* Request: Copy every entry word for word. Skip the pictures.

* Task material:
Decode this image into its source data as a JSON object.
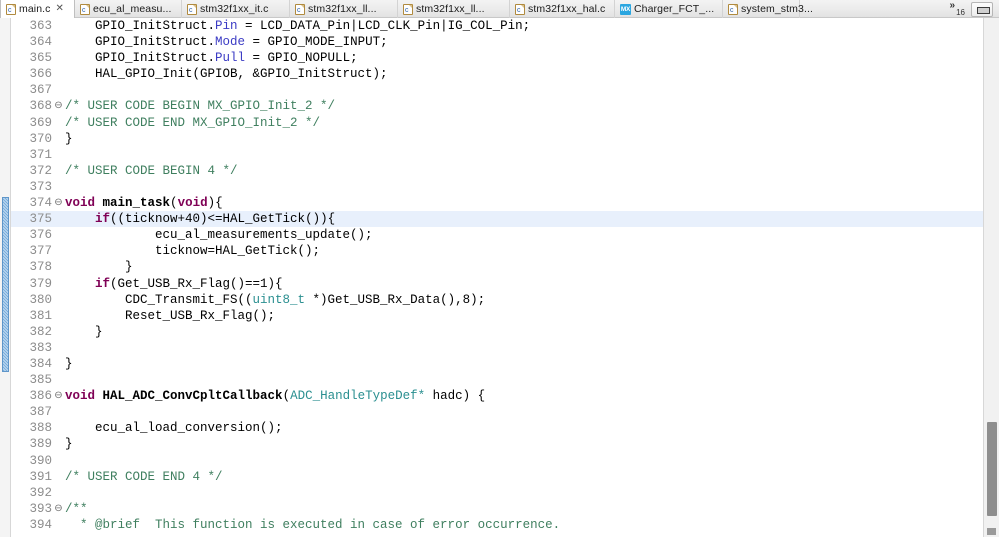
{
  "window": {
    "minimize_button_label": "",
    "minimize_icon": "restore-icon"
  },
  "tab_bar": {
    "tabs": [
      {
        "label": "main.c",
        "icon": "c-file-icon",
        "active": true,
        "closable": true
      },
      {
        "label": "ecu_al_measu...",
        "icon": "c-file-icon",
        "active": false,
        "closable": false
      },
      {
        "label": "stm32f1xx_it.c",
        "icon": "c-file-icon",
        "active": false,
        "closable": false
      },
      {
        "label": "stm32f1xx_ll...",
        "icon": "c-file-icon",
        "active": false,
        "closable": false
      },
      {
        "label": "stm32f1xx_ll...",
        "icon": "c-file-icon",
        "active": false,
        "closable": false
      },
      {
        "label": "stm32f1xx_hal.c",
        "icon": "c-file-icon",
        "active": false,
        "closable": false
      },
      {
        "label": "Charger_FCT_...",
        "icon": "cubemx-icon",
        "active": false,
        "closable": false
      },
      {
        "label": "system_stm3...",
        "icon": "c-file-icon",
        "active": false,
        "closable": false
      }
    ],
    "close_glyph": "✕",
    "overflow": {
      "chevron": "»",
      "count": "16"
    }
  },
  "editor": {
    "current_line": 375,
    "change_marker": {
      "from_line": 374,
      "to_line": 384
    },
    "fold_glyph": "⊖",
    "colors": {
      "keyword": "#7f0055",
      "comment": "#3f7f5f",
      "field": "#3b3bc4",
      "type": "#2a8f90",
      "line_number": "#8c8c8c",
      "current_line_bg": "#e8f0fc",
      "change_bar": "#79aedd",
      "mx_icon": "#2ba6e0"
    },
    "lines": [
      {
        "n": "363",
        "fold": false,
        "hl": false,
        "tokens": [
          {
            "t": "plain",
            "s": "    GPIO_InitStruct."
          },
          {
            "t": "fld",
            "s": "Pin"
          },
          {
            "t": "plain",
            "s": " = LCD_DATA_Pin|LCD_CLK_Pin|IG_COL_Pin;"
          }
        ]
      },
      {
        "n": "364",
        "fold": false,
        "hl": false,
        "tokens": [
          {
            "t": "plain",
            "s": "    GPIO_InitStruct."
          },
          {
            "t": "fld",
            "s": "Mode"
          },
          {
            "t": "plain",
            "s": " = GPIO_MODE_INPUT;"
          }
        ]
      },
      {
        "n": "365",
        "fold": false,
        "hl": false,
        "tokens": [
          {
            "t": "plain",
            "s": "    GPIO_InitStruct."
          },
          {
            "t": "fld",
            "s": "Pull"
          },
          {
            "t": "plain",
            "s": " = GPIO_NOPULL;"
          }
        ]
      },
      {
        "n": "366",
        "fold": false,
        "hl": false,
        "tokens": [
          {
            "t": "plain",
            "s": "    HAL_GPIO_Init(GPIOB, &GPIO_InitStruct);"
          }
        ]
      },
      {
        "n": "367",
        "fold": false,
        "hl": false,
        "tokens": []
      },
      {
        "n": "368",
        "fold": true,
        "hl": false,
        "tokens": [
          {
            "t": "cmt",
            "s": "/* USER CODE BEGIN MX_GPIO_Init_2 */"
          }
        ]
      },
      {
        "n": "369",
        "fold": false,
        "hl": false,
        "tokens": [
          {
            "t": "cmt",
            "s": "/* USER CODE END MX_GPIO_Init_2 */"
          }
        ]
      },
      {
        "n": "370",
        "fold": false,
        "hl": false,
        "tokens": [
          {
            "t": "plain",
            "s": "}"
          }
        ]
      },
      {
        "n": "371",
        "fold": false,
        "hl": false,
        "tokens": []
      },
      {
        "n": "372",
        "fold": false,
        "hl": false,
        "tokens": [
          {
            "t": "cmt",
            "s": "/* USER CODE BEGIN 4 */"
          }
        ]
      },
      {
        "n": "373",
        "fold": false,
        "hl": false,
        "tokens": []
      },
      {
        "n": "374",
        "fold": true,
        "hl": false,
        "tokens": [
          {
            "t": "kw",
            "s": "void"
          },
          {
            "t": "plain",
            "s": " "
          },
          {
            "t": "fn",
            "s": "main_task"
          },
          {
            "t": "plain",
            "s": "("
          },
          {
            "t": "kw",
            "s": "void"
          },
          {
            "t": "plain",
            "s": "){"
          }
        ]
      },
      {
        "n": "375",
        "fold": false,
        "hl": true,
        "tokens": [
          {
            "t": "plain",
            "s": "    "
          },
          {
            "t": "kw",
            "s": "if"
          },
          {
            "t": "plain",
            "s": "((ticknow+40)<=HAL_GetTick()){"
          }
        ]
      },
      {
        "n": "376",
        "fold": false,
        "hl": false,
        "tokens": [
          {
            "t": "plain",
            "s": "            ecu_al_measurements_update();"
          }
        ]
      },
      {
        "n": "377",
        "fold": false,
        "hl": false,
        "tokens": [
          {
            "t": "plain",
            "s": "            ticknow=HAL_GetTick();"
          }
        ]
      },
      {
        "n": "378",
        "fold": false,
        "hl": false,
        "tokens": [
          {
            "t": "plain",
            "s": "        }"
          }
        ]
      },
      {
        "n": "379",
        "fold": false,
        "hl": false,
        "tokens": [
          {
            "t": "plain",
            "s": "    "
          },
          {
            "t": "kw",
            "s": "if"
          },
          {
            "t": "plain",
            "s": "(Get_USB_Rx_Flag()==1){"
          }
        ]
      },
      {
        "n": "380",
        "fold": false,
        "hl": false,
        "tokens": [
          {
            "t": "plain",
            "s": "        CDC_Transmit_FS(("
          },
          {
            "t": "typ",
            "s": "uint8_t"
          },
          {
            "t": "plain",
            "s": " *)Get_USB_Rx_Data(),8);"
          }
        ]
      },
      {
        "n": "381",
        "fold": false,
        "hl": false,
        "tokens": [
          {
            "t": "plain",
            "s": "        Reset_USB_Rx_Flag();"
          }
        ]
      },
      {
        "n": "382",
        "fold": false,
        "hl": false,
        "tokens": [
          {
            "t": "plain",
            "s": "    }"
          }
        ]
      },
      {
        "n": "383",
        "fold": false,
        "hl": false,
        "tokens": []
      },
      {
        "n": "384",
        "fold": false,
        "hl": false,
        "tokens": [
          {
            "t": "plain",
            "s": "}"
          }
        ]
      },
      {
        "n": "385",
        "fold": false,
        "hl": false,
        "tokens": []
      },
      {
        "n": "386",
        "fold": true,
        "hl": false,
        "tokens": [
          {
            "t": "kw",
            "s": "void"
          },
          {
            "t": "plain",
            "s": " "
          },
          {
            "t": "fn",
            "s": "HAL_ADC_ConvCpltCallback"
          },
          {
            "t": "plain",
            "s": "("
          },
          {
            "t": "typ",
            "s": "ADC_HandleTypeDef*"
          },
          {
            "t": "plain",
            "s": " hadc) {"
          }
        ]
      },
      {
        "n": "387",
        "fold": false,
        "hl": false,
        "tokens": []
      },
      {
        "n": "388",
        "fold": false,
        "hl": false,
        "tokens": [
          {
            "t": "plain",
            "s": "    ecu_al_load_conversion();"
          }
        ]
      },
      {
        "n": "389",
        "fold": false,
        "hl": false,
        "tokens": [
          {
            "t": "plain",
            "s": "}"
          }
        ]
      },
      {
        "n": "390",
        "fold": false,
        "hl": false,
        "tokens": []
      },
      {
        "n": "391",
        "fold": false,
        "hl": false,
        "tokens": [
          {
            "t": "cmt",
            "s": "/* USER CODE END 4 */"
          }
        ]
      },
      {
        "n": "392",
        "fold": false,
        "hl": false,
        "tokens": []
      },
      {
        "n": "393",
        "fold": true,
        "hl": false,
        "tokens": [
          {
            "t": "cmt",
            "s": "/**"
          }
        ]
      },
      {
        "n": "394",
        "fold": false,
        "hl": false,
        "tokens": [
          {
            "t": "cmt",
            "s": "  * @brief  This function is executed in case of error occurrence."
          }
        ]
      }
    ]
  }
}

* Output for this task:
Decode this image into its source data as a JSON object.
{
  "window": {
    "minimize_button_label": "",
    "minimize_icon": "restore-icon"
  },
  "tab_bar": {
    "tabs": [
      {
        "label": "main.c",
        "icon": "c-file-icon",
        "active": true,
        "closable": true
      },
      {
        "label": "ecu_al_measu...",
        "icon": "c-file-icon",
        "active": false,
        "closable": false
      },
      {
        "label": "stm32f1xx_it.c",
        "icon": "c-file-icon",
        "active": false,
        "closable": false
      },
      {
        "label": "stm32f1xx_ll...",
        "icon": "c-file-icon",
        "active": false,
        "closable": false
      },
      {
        "label": "stm32f1xx_ll...",
        "icon": "c-file-icon",
        "active": false,
        "closable": false
      },
      {
        "label": "stm32f1xx_hal.c",
        "icon": "c-file-icon",
        "active": false,
        "closable": false
      },
      {
        "label": "Charger_FCT_...",
        "icon": "cubemx-icon",
        "active": false,
        "closable": false
      },
      {
        "label": "system_stm3...",
        "icon": "c-file-icon",
        "active": false,
        "closable": false
      }
    ],
    "close_glyph": "✕",
    "overflow": {
      "chevron": "»",
      "count": "16"
    }
  },
  "editor": {
    "current_line": 375,
    "change_marker": {
      "from_line": 374,
      "to_line": 384
    },
    "fold_glyph": "⊖",
    "colors": {
      "keyword": "#7f0055",
      "comment": "#3f7f5f",
      "field": "#3b3bc4",
      "type": "#2a8f90",
      "line_number": "#8c8c8c",
      "current_line_bg": "#e8f0fc",
      "change_bar": "#79aedd",
      "mx_icon": "#2ba6e0"
    },
    "lines": [
      {
        "n": "363",
        "fold": false,
        "hl": false,
        "tokens": [
          {
            "t": "plain",
            "s": "    GPIO_InitStruct."
          },
          {
            "t": "fld",
            "s": "Pin"
          },
          {
            "t": "plain",
            "s": " = LCD_DATA_Pin|LCD_CLK_Pin|IG_COL_Pin;"
          }
        ]
      },
      {
        "n": "364",
        "fold": false,
        "hl": false,
        "tokens": [
          {
            "t": "plain",
            "s": "    GPIO_InitStruct."
          },
          {
            "t": "fld",
            "s": "Mode"
          },
          {
            "t": "plain",
            "s": " = GPIO_MODE_INPUT;"
          }
        ]
      },
      {
        "n": "365",
        "fold": false,
        "hl": false,
        "tokens": [
          {
            "t": "plain",
            "s": "    GPIO_InitStruct."
          },
          {
            "t": "fld",
            "s": "Pull"
          },
          {
            "t": "plain",
            "s": " = GPIO_NOPULL;"
          }
        ]
      },
      {
        "n": "366",
        "fold": false,
        "hl": false,
        "tokens": [
          {
            "t": "plain",
            "s": "    HAL_GPIO_Init(GPIOB, &GPIO_InitStruct);"
          }
        ]
      },
      {
        "n": "367",
        "fold": false,
        "hl": false,
        "tokens": []
      },
      {
        "n": "368",
        "fold": true,
        "hl": false,
        "tokens": [
          {
            "t": "cmt",
            "s": "/* USER CODE BEGIN MX_GPIO_Init_2 */"
          }
        ]
      },
      {
        "n": "369",
        "fold": false,
        "hl": false,
        "tokens": [
          {
            "t": "cmt",
            "s": "/* USER CODE END MX_GPIO_Init_2 */"
          }
        ]
      },
      {
        "n": "370",
        "fold": false,
        "hl": false,
        "tokens": [
          {
            "t": "plain",
            "s": "}"
          }
        ]
      },
      {
        "n": "371",
        "fold": false,
        "hl": false,
        "tokens": []
      },
      {
        "n": "372",
        "fold": false,
        "hl": false,
        "tokens": [
          {
            "t": "cmt",
            "s": "/* USER CODE BEGIN 4 */"
          }
        ]
      },
      {
        "n": "373",
        "fold": false,
        "hl": false,
        "tokens": []
      },
      {
        "n": "374",
        "fold": true,
        "hl": false,
        "tokens": [
          {
            "t": "kw",
            "s": "void"
          },
          {
            "t": "plain",
            "s": " "
          },
          {
            "t": "fn",
            "s": "main_task"
          },
          {
            "t": "plain",
            "s": "("
          },
          {
            "t": "kw",
            "s": "void"
          },
          {
            "t": "plain",
            "s": "){"
          }
        ]
      },
      {
        "n": "375",
        "fold": false,
        "hl": true,
        "tokens": [
          {
            "t": "plain",
            "s": "    "
          },
          {
            "t": "kw",
            "s": "if"
          },
          {
            "t": "plain",
            "s": "((ticknow+40)<=HAL_GetTick()){"
          }
        ]
      },
      {
        "n": "376",
        "fold": false,
        "hl": false,
        "tokens": [
          {
            "t": "plain",
            "s": "            ecu_al_measurements_update();"
          }
        ]
      },
      {
        "n": "377",
        "fold": false,
        "hl": false,
        "tokens": [
          {
            "t": "plain",
            "s": "            ticknow=HAL_GetTick();"
          }
        ]
      },
      {
        "n": "378",
        "fold": false,
        "hl": false,
        "tokens": [
          {
            "t": "plain",
            "s": "        }"
          }
        ]
      },
      {
        "n": "379",
        "fold": false,
        "hl": false,
        "tokens": [
          {
            "t": "plain",
            "s": "    "
          },
          {
            "t": "kw",
            "s": "if"
          },
          {
            "t": "plain",
            "s": "(Get_USB_Rx_Flag()==1){"
          }
        ]
      },
      {
        "n": "380",
        "fold": false,
        "hl": false,
        "tokens": [
          {
            "t": "plain",
            "s": "        CDC_Transmit_FS(("
          },
          {
            "t": "typ",
            "s": "uint8_t"
          },
          {
            "t": "plain",
            "s": " *)Get_USB_Rx_Data(),8);"
          }
        ]
      },
      {
        "n": "381",
        "fold": false,
        "hl": false,
        "tokens": [
          {
            "t": "plain",
            "s": "        Reset_USB_Rx_Flag();"
          }
        ]
      },
      {
        "n": "382",
        "fold": false,
        "hl": false,
        "tokens": [
          {
            "t": "plain",
            "s": "    }"
          }
        ]
      },
      {
        "n": "383",
        "fold": false,
        "hl": false,
        "tokens": []
      },
      {
        "n": "384",
        "fold": false,
        "hl": false,
        "tokens": [
          {
            "t": "plain",
            "s": "}"
          }
        ]
      },
      {
        "n": "385",
        "fold": false,
        "hl": false,
        "tokens": []
      },
      {
        "n": "386",
        "fold": true,
        "hl": false,
        "tokens": [
          {
            "t": "kw",
            "s": "void"
          },
          {
            "t": "plain",
            "s": " "
          },
          {
            "t": "fn",
            "s": "HAL_ADC_ConvCpltCallback"
          },
          {
            "t": "plain",
            "s": "("
          },
          {
            "t": "typ",
            "s": "ADC_HandleTypeDef*"
          },
          {
            "t": "plain",
            "s": " hadc) {"
          }
        ]
      },
      {
        "n": "387",
        "fold": false,
        "hl": false,
        "tokens": []
      },
      {
        "n": "388",
        "fold": false,
        "hl": false,
        "tokens": [
          {
            "t": "plain",
            "s": "    ecu_al_load_conversion();"
          }
        ]
      },
      {
        "n": "389",
        "fold": false,
        "hl": false,
        "tokens": [
          {
            "t": "plain",
            "s": "}"
          }
        ]
      },
      {
        "n": "390",
        "fold": false,
        "hl": false,
        "tokens": []
      },
      {
        "n": "391",
        "fold": false,
        "hl": false,
        "tokens": [
          {
            "t": "cmt",
            "s": "/* USER CODE END 4 */"
          }
        ]
      },
      {
        "n": "392",
        "fold": false,
        "hl": false,
        "tokens": []
      },
      {
        "n": "393",
        "fold": true,
        "hl": false,
        "tokens": [
          {
            "t": "cmt",
            "s": "/**"
          }
        ]
      },
      {
        "n": "394",
        "fold": false,
        "hl": false,
        "tokens": [
          {
            "t": "cmt",
            "s": "  * @brief  This function is executed in case of error occurrence."
          }
        ]
      }
    ]
  }
}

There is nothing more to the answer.